Job: In the records below, count every line containing "Joint". Reply with the number only.

Saved entries

□ □ □ □ □

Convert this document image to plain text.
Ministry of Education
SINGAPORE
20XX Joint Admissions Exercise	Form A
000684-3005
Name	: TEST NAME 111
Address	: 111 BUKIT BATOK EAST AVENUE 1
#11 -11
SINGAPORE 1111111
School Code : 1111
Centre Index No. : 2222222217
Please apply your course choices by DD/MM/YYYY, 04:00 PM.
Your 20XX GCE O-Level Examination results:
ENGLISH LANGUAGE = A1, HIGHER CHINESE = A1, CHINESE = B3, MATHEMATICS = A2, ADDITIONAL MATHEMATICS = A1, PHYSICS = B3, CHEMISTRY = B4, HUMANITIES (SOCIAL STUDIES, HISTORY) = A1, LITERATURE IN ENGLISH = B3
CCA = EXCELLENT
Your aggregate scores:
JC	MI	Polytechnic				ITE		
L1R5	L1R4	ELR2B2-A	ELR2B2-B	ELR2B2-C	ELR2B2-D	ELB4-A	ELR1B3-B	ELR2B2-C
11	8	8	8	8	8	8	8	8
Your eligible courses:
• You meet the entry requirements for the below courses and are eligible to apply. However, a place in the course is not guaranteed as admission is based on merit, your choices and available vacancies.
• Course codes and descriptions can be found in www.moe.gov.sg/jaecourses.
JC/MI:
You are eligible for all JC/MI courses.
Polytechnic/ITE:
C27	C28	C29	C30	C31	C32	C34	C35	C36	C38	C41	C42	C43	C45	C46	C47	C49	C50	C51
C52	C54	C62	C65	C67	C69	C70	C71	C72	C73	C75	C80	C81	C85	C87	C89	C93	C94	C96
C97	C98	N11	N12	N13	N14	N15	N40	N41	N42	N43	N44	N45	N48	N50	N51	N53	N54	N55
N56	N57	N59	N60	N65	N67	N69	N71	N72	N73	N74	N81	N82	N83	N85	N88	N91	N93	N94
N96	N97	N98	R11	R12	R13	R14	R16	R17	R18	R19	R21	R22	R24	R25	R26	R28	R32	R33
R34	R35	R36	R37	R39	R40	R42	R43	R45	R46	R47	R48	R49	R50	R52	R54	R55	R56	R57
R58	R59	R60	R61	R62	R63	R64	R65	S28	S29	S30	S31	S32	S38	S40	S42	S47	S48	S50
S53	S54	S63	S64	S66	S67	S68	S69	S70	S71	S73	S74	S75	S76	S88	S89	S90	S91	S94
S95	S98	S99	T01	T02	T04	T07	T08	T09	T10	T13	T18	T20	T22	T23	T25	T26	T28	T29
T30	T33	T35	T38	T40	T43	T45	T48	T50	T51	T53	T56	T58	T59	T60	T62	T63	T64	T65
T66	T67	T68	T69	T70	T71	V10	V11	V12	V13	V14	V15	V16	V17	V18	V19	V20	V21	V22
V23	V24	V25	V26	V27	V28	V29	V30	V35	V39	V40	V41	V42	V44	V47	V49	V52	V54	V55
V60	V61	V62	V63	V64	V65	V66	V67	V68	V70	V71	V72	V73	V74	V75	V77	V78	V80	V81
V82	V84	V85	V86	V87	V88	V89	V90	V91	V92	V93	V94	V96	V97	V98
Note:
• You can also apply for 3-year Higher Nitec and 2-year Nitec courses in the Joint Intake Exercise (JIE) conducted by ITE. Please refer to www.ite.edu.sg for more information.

□ □ □ □ □

Solution to this task: 2